Of the lines in these entries, how many contain the string "ffffff"? Give the number and nothing else.

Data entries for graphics
## BEGIN

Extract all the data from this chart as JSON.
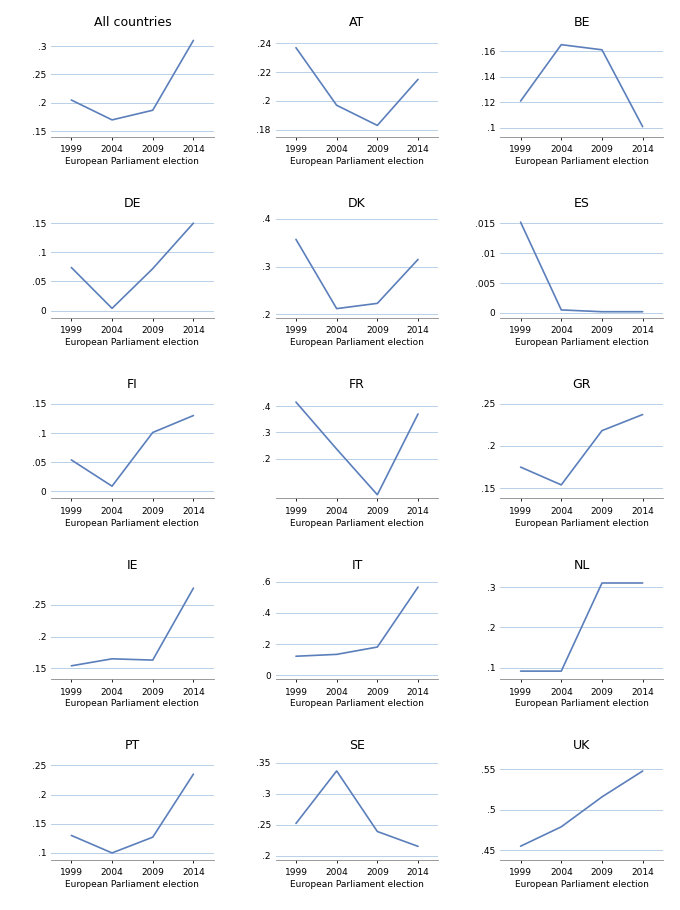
{
  "panels": [
    {
      "title": "All countries",
      "x": [
        1999,
        2004,
        2009,
        2014
      ],
      "y": [
        0.205,
        0.17,
        0.187,
        0.31
      ],
      "ylim": [
        0.14,
        0.325
      ],
      "yticks": [
        0.15,
        0.2,
        0.25,
        0.3
      ]
    },
    {
      "title": "AT",
      "x": [
        1999,
        2004,
        2009,
        2014
      ],
      "y": [
        0.237,
        0.197,
        0.183,
        0.215
      ],
      "ylim": [
        0.175,
        0.248
      ],
      "yticks": [
        0.18,
        0.2,
        0.22,
        0.24
      ]
    },
    {
      "title": "BE",
      "x": [
        1999,
        2004,
        2009,
        2014
      ],
      "y": [
        0.121,
        0.165,
        0.161,
        0.101
      ],
      "ylim": [
        0.093,
        0.175
      ],
      "yticks": [
        0.1,
        0.12,
        0.14,
        0.16
      ]
    },
    {
      "title": "DE",
      "x": [
        1999,
        2004,
        2009,
        2014
      ],
      "y": [
        0.074,
        0.004,
        0.072,
        0.15
      ],
      "ylim": [
        -0.012,
        0.168
      ],
      "yticks": [
        0.0,
        0.05,
        0.1,
        0.15
      ]
    },
    {
      "title": "DK",
      "x": [
        1999,
        2004,
        2009,
        2014
      ],
      "y": [
        0.357,
        0.212,
        0.223,
        0.315
      ],
      "ylim": [
        0.193,
        0.413
      ],
      "yticks": [
        0.2,
        0.3,
        0.4
      ]
    },
    {
      "title": "ES",
      "x": [
        1999,
        2004,
        2009,
        2014
      ],
      "y": [
        0.0152,
        0.0005,
        0.0002,
        0.0002
      ],
      "ylim": [
        -0.0008,
        0.0168
      ],
      "yticks": [
        0.0,
        0.005,
        0.01,
        0.015
      ]
    },
    {
      "title": "FI",
      "x": [
        1999,
        2004,
        2009,
        2014
      ],
      "y": [
        0.054,
        0.009,
        0.101,
        0.13
      ],
      "ylim": [
        -0.012,
        0.168
      ],
      "yticks": [
        0.0,
        0.05,
        0.1,
        0.15
      ]
    },
    {
      "title": "FR",
      "x": [
        1999,
        2004,
        2009,
        2014
      ],
      "y": [
        0.415,
        0.237,
        0.064,
        0.37
      ],
      "ylim": [
        0.05,
        0.448
      ],
      "yticks": [
        0.2,
        0.3,
        0.4
      ]
    },
    {
      "title": "GR",
      "x": [
        1999,
        2004,
        2009,
        2014
      ],
      "y": [
        0.175,
        0.154,
        0.218,
        0.237
      ],
      "ylim": [
        0.138,
        0.262
      ],
      "yticks": [
        0.15,
        0.2,
        0.25
      ]
    },
    {
      "title": "IE",
      "x": [
        1999,
        2004,
        2009,
        2014
      ],
      "y": [
        0.154,
        0.165,
        0.163,
        0.276
      ],
      "ylim": [
        0.133,
        0.298
      ],
      "yticks": [
        0.15,
        0.2,
        0.25
      ]
    },
    {
      "title": "IT",
      "x": [
        1999,
        2004,
        2009,
        2014
      ],
      "y": [
        0.122,
        0.134,
        0.181,
        0.565
      ],
      "ylim": [
        -0.025,
        0.648
      ],
      "yticks": [
        0.0,
        0.2,
        0.4,
        0.6
      ]
    },
    {
      "title": "NL",
      "x": [
        1999,
        2004,
        2009,
        2014
      ],
      "y": [
        0.092,
        0.092,
        0.31,
        0.31
      ],
      "ylim": [
        0.072,
        0.332
      ],
      "yticks": [
        0.1,
        0.2,
        0.3
      ]
    },
    {
      "title": "PT",
      "x": [
        1999,
        2004,
        2009,
        2014
      ],
      "y": [
        0.13,
        0.1,
        0.127,
        0.235
      ],
      "ylim": [
        0.088,
        0.268
      ],
      "yticks": [
        0.1,
        0.15,
        0.2,
        0.25
      ]
    },
    {
      "title": "SE",
      "x": [
        1999,
        2004,
        2009,
        2014
      ],
      "y": [
        0.252,
        0.337,
        0.239,
        0.215
      ],
      "ylim": [
        0.193,
        0.363
      ],
      "yticks": [
        0.2,
        0.25,
        0.3,
        0.35
      ]
    },
    {
      "title": "UK",
      "x": [
        1999,
        2004,
        2009,
        2014
      ],
      "y": [
        0.455,
        0.479,
        0.516,
        0.548
      ],
      "ylim": [
        0.438,
        0.568
      ],
      "yticks": [
        0.45,
        0.5,
        0.55
      ]
    }
  ],
  "xlabel": "European Parliament election",
  "line_color": "#5b7fbb",
  "line_width": 1.2,
  "bg_color": "#ffffff",
  "plot_bg_color": "#ffffff",
  "grid_color": "#b8d0e8",
  "xticks": [
    1999,
    2004,
    2009,
    2014
  ],
  "title_fontsize": 9,
  "tick_fontsize": 6.5,
  "xlabel_fontsize": 6.5
}
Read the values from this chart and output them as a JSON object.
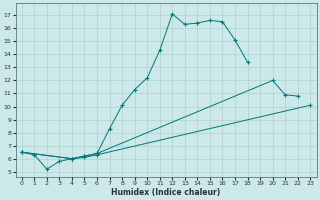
{
  "xlabel": "Humidex (Indice chaleur)",
  "bg_color": "#cce8e8",
  "grid_color": "#b0d0d0",
  "line_color": "#007878",
  "xlim": [
    -0.5,
    23.5
  ],
  "ylim": [
    4.6,
    17.9
  ],
  "yticks": [
    5,
    6,
    7,
    8,
    9,
    10,
    11,
    12,
    13,
    14,
    15,
    16,
    17
  ],
  "xticks": [
    0,
    1,
    2,
    3,
    4,
    5,
    6,
    7,
    8,
    9,
    10,
    11,
    12,
    13,
    14,
    15,
    16,
    17,
    18,
    19,
    20,
    21,
    22,
    23
  ],
  "line1_x": [
    0,
    1,
    2,
    3,
    4,
    5,
    6,
    7,
    8,
    9,
    10,
    11,
    12,
    13,
    14,
    15,
    16,
    17,
    18
  ],
  "line1_y": [
    6.5,
    6.3,
    5.2,
    5.8,
    6.0,
    6.2,
    6.4,
    8.3,
    10.1,
    11.3,
    12.2,
    14.3,
    17.1,
    16.3,
    16.4,
    16.6,
    16.5,
    15.1,
    13.4
  ],
  "line2_x": [
    0,
    4,
    5,
    6,
    20,
    21,
    22
  ],
  "line2_y": [
    6.5,
    6.0,
    6.2,
    6.4,
    12.0,
    10.9,
    10.8
  ],
  "line3_x": [
    0,
    4,
    5,
    6,
    23
  ],
  "line3_y": [
    6.5,
    6.0,
    6.1,
    6.3,
    10.1
  ]
}
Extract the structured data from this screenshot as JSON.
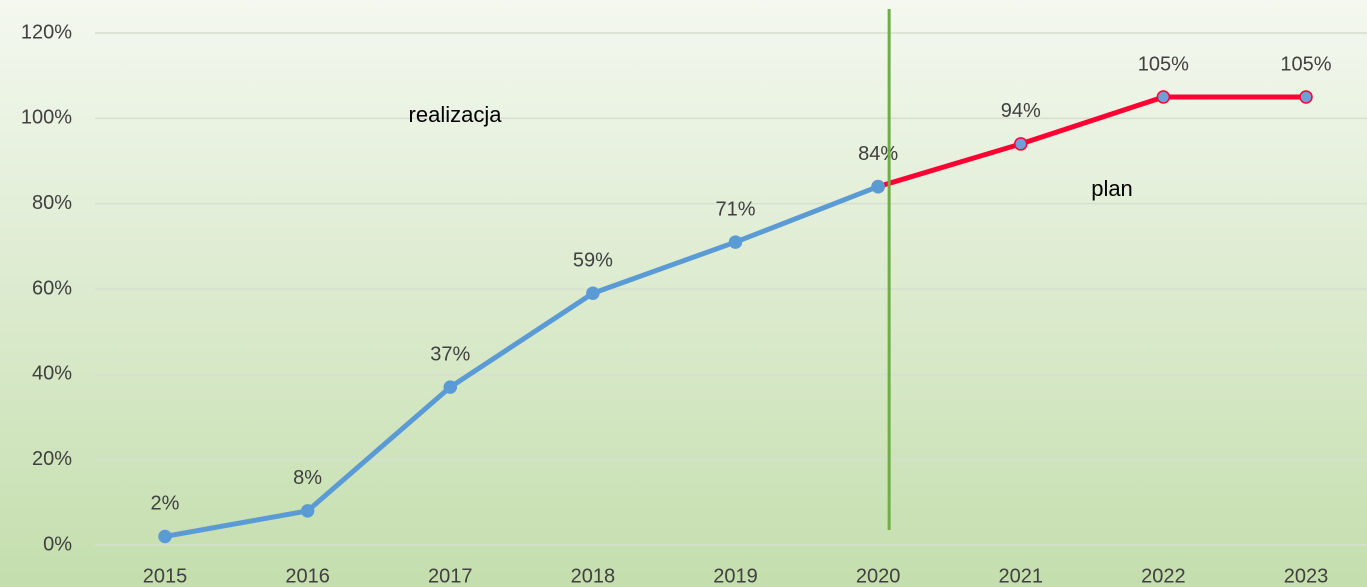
{
  "chart_data": {
    "type": "line",
    "categories": [
      "2015",
      "2016",
      "2017",
      "2018",
      "2019",
      "2020",
      "2021",
      "2022",
      "2023"
    ],
    "series": [
      {
        "name": "plan",
        "color": "#ff0033",
        "marker_color": "#6f9fd8",
        "values": [
          null,
          null,
          null,
          null,
          null,
          84,
          94,
          105,
          105
        ],
        "value_labels": [
          null,
          null,
          null,
          null,
          null,
          null,
          "94%",
          "105%",
          "105%"
        ]
      },
      {
        "name": "realizacja",
        "color": "#5b9bd5",
        "marker_color": "#5b9bd5",
        "values": [
          2,
          8,
          37,
          59,
          71,
          84,
          null,
          null,
          null
        ],
        "value_labels": [
          "2%",
          "8%",
          "37%",
          "59%",
          "71%",
          "84%",
          null,
          null,
          null
        ]
      }
    ],
    "ylim": [
      0,
      120
    ],
    "yticks": [
      {
        "value": 0,
        "label": "0%"
      },
      {
        "value": 20,
        "label": "20%"
      },
      {
        "value": 40,
        "label": "40%"
      },
      {
        "value": 60,
        "label": "60%"
      },
      {
        "value": 80,
        "label": "80%"
      },
      {
        "value": 100,
        "label": "100%"
      },
      {
        "value": 120,
        "label": "120%"
      }
    ],
    "grid": true,
    "divider": {
      "after": "2020",
      "color": "#70ad47"
    }
  }
}
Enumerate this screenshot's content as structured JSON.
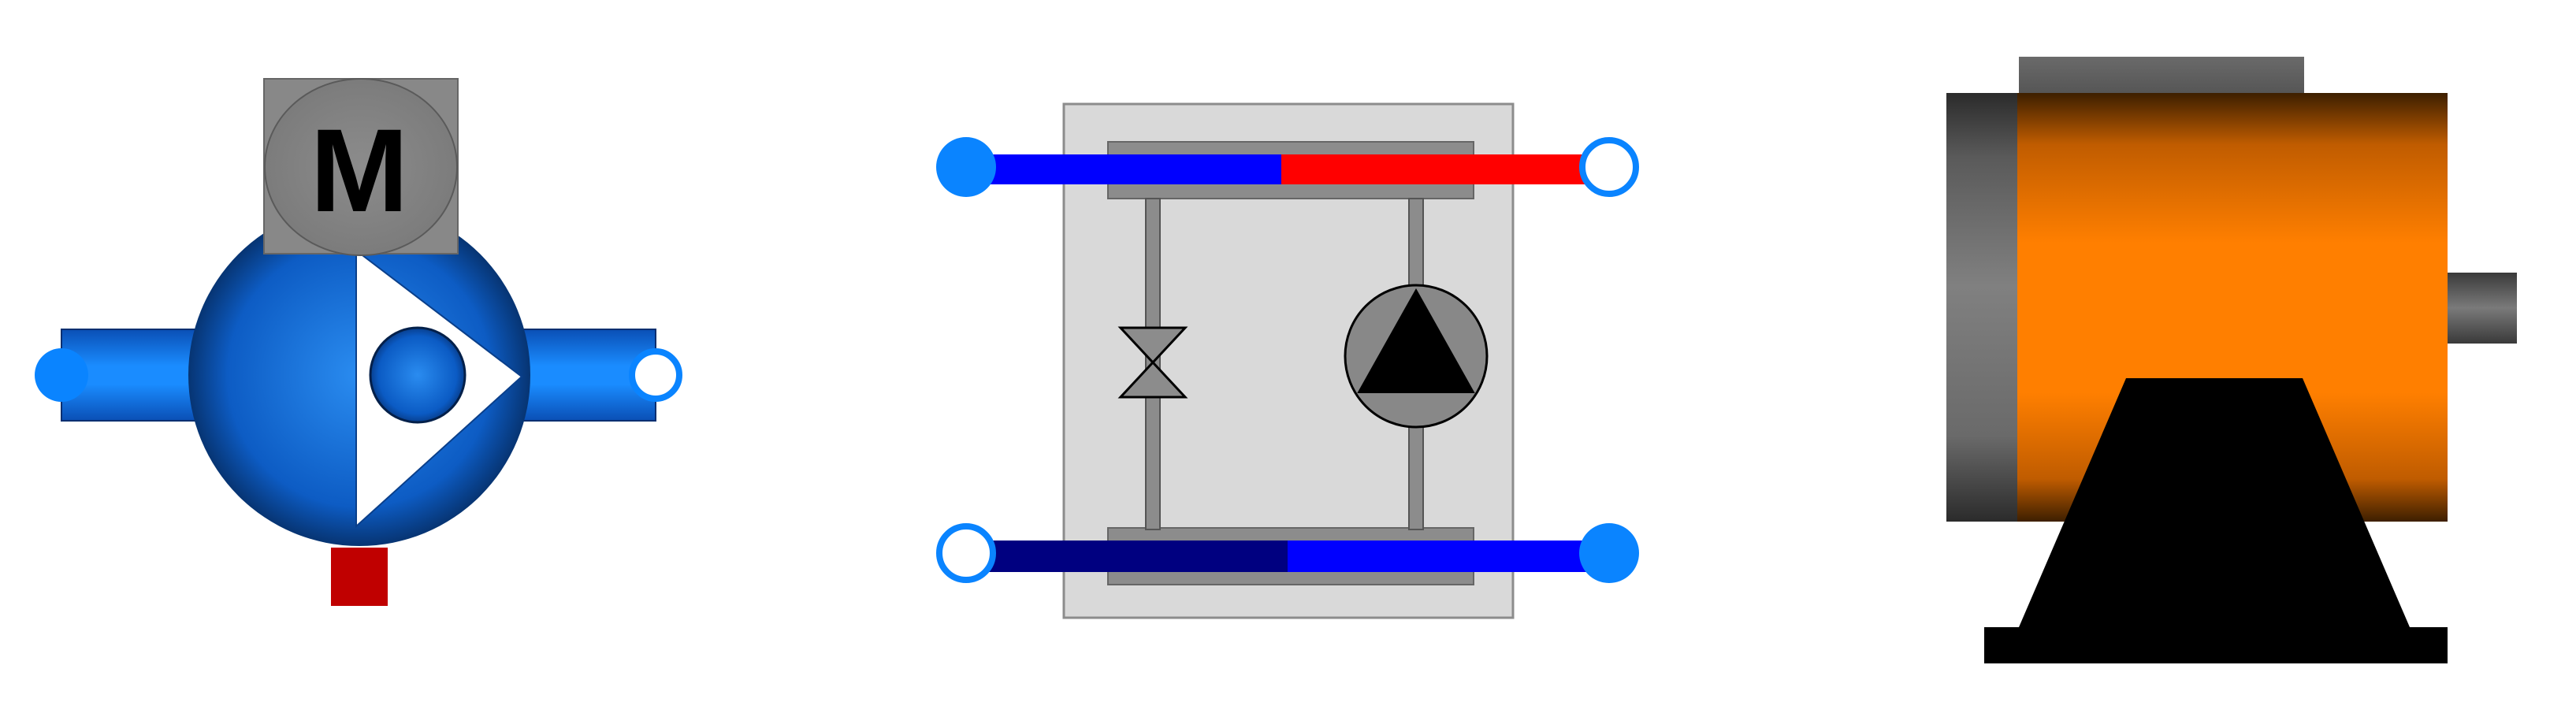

## END

REPLY: 2